● Exercise brief
Your answer should be a single number: the count of lines in the material below that hold "upper".

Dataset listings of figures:
########

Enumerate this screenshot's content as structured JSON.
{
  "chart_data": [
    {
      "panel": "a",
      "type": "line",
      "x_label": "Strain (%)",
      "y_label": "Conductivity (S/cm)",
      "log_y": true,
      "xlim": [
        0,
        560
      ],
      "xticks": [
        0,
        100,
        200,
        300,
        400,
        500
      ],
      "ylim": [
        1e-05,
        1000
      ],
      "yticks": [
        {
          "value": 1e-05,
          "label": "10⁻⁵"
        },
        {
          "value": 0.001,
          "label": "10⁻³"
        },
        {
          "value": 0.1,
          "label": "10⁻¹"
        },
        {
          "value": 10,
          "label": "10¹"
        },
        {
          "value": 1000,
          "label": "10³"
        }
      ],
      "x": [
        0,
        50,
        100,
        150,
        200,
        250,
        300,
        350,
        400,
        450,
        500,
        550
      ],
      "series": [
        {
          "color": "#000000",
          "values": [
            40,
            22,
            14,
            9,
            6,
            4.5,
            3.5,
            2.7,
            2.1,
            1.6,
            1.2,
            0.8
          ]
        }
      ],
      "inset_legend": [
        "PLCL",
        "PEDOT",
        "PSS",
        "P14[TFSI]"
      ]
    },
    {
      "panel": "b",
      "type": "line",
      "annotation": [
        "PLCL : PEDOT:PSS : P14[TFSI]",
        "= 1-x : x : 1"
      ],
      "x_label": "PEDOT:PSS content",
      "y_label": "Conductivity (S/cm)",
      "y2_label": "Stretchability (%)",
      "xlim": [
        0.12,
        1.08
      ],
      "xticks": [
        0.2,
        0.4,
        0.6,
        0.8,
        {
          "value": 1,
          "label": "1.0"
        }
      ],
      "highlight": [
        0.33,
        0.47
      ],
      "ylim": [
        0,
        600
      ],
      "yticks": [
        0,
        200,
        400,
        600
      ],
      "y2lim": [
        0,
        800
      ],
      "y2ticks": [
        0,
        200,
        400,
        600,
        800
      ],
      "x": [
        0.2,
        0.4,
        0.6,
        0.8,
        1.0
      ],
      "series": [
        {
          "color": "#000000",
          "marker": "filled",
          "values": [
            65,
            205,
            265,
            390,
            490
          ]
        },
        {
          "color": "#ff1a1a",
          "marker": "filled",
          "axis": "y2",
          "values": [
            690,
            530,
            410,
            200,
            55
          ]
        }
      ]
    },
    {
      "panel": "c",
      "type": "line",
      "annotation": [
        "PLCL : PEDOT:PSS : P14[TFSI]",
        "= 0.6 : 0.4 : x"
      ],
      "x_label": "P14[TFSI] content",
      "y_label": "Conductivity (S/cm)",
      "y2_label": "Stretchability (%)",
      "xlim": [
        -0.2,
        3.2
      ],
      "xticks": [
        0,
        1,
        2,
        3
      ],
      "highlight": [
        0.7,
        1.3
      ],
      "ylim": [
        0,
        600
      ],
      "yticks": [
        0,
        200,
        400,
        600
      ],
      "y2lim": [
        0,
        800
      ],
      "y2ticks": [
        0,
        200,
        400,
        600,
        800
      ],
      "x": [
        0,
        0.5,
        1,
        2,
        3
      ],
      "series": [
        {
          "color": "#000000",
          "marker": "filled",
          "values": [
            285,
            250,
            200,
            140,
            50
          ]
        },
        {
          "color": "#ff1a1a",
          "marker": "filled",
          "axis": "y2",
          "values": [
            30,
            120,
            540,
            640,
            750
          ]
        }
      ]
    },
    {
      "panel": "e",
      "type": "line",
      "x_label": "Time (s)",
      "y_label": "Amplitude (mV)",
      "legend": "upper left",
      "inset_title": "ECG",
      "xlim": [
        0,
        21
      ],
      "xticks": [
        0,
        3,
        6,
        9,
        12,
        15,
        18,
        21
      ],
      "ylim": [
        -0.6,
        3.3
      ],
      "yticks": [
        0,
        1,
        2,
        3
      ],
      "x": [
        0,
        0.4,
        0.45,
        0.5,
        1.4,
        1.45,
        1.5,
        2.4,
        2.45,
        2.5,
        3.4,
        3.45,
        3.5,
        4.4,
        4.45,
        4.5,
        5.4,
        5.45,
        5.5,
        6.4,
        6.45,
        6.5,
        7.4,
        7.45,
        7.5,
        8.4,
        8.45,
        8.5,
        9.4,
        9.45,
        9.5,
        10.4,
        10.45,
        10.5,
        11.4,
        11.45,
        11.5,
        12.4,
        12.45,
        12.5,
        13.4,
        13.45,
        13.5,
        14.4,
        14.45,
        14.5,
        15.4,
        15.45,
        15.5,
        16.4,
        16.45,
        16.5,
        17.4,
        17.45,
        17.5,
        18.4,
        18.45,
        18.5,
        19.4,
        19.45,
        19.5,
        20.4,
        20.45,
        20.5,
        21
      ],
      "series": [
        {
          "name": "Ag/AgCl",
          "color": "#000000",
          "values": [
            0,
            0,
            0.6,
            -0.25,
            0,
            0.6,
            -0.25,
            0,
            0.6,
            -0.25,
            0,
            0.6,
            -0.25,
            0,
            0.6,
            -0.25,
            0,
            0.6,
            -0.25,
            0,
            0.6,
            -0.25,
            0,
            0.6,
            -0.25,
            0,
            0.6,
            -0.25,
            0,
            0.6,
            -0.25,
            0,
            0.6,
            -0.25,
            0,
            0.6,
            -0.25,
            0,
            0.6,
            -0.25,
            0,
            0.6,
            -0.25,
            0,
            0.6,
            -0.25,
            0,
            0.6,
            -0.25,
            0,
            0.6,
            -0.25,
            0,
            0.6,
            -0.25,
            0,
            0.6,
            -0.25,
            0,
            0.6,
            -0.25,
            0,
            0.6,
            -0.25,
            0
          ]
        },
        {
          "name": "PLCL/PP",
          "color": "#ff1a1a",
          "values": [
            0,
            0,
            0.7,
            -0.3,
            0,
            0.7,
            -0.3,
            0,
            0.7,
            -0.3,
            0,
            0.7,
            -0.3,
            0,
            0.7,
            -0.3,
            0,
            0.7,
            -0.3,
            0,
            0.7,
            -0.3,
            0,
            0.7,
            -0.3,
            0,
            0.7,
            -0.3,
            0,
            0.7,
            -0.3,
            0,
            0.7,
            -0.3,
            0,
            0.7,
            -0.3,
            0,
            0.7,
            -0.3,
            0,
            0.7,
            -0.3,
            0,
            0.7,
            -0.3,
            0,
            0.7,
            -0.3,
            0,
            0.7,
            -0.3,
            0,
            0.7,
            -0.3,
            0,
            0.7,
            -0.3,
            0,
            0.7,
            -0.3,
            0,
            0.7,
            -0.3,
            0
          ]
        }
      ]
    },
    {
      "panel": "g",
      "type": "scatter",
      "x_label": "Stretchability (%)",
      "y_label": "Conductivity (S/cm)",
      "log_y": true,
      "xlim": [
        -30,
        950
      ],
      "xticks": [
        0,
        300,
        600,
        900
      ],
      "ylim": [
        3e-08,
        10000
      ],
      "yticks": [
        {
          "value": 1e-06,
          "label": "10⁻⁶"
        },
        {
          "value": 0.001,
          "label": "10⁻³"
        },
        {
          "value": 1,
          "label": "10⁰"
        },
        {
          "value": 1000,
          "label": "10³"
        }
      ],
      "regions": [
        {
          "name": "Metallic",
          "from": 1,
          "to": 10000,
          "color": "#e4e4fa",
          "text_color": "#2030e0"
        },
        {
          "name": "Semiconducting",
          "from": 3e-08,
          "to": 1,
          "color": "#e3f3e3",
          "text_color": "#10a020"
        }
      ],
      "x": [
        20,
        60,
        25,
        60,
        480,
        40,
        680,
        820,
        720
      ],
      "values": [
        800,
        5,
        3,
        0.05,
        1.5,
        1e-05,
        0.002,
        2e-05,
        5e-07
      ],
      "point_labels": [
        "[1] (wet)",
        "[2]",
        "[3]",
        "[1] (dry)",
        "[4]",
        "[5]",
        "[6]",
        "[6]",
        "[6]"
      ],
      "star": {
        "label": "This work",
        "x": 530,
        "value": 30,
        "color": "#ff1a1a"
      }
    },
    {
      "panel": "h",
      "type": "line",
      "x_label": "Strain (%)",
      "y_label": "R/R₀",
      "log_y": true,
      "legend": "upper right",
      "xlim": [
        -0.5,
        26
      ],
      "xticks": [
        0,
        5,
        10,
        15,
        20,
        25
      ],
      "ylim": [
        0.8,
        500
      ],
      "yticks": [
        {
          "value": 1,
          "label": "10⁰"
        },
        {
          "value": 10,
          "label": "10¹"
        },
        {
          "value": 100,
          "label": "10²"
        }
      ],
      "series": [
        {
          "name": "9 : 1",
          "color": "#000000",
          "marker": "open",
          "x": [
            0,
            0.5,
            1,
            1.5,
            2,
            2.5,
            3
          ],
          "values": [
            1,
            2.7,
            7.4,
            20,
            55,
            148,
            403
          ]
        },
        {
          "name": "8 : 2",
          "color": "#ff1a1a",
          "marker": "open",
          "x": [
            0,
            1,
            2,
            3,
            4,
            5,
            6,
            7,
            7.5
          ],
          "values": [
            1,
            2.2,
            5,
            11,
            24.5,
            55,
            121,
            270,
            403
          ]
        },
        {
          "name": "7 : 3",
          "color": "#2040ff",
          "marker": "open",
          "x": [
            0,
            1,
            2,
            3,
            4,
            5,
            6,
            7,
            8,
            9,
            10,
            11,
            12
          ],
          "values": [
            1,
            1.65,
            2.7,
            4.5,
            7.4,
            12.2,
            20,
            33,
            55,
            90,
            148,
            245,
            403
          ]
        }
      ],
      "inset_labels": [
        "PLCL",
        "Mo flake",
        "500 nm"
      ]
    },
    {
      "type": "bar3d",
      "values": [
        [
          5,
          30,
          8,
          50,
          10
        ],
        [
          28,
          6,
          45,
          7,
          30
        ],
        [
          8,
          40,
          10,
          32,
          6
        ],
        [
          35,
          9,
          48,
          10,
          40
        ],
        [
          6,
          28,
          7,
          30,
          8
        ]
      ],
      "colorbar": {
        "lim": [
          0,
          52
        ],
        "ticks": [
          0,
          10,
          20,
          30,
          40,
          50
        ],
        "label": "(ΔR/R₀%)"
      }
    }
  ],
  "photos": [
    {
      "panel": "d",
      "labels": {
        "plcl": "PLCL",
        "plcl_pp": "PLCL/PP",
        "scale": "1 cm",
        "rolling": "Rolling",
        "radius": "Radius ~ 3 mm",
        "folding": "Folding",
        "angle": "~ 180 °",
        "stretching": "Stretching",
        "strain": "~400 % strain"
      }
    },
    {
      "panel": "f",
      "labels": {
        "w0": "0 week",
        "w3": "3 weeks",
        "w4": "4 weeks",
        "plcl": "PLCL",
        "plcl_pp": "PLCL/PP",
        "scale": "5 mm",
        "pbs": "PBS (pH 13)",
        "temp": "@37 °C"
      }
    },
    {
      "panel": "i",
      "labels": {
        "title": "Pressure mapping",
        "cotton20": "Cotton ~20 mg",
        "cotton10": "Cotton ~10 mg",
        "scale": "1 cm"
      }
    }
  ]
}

########

● Answer
2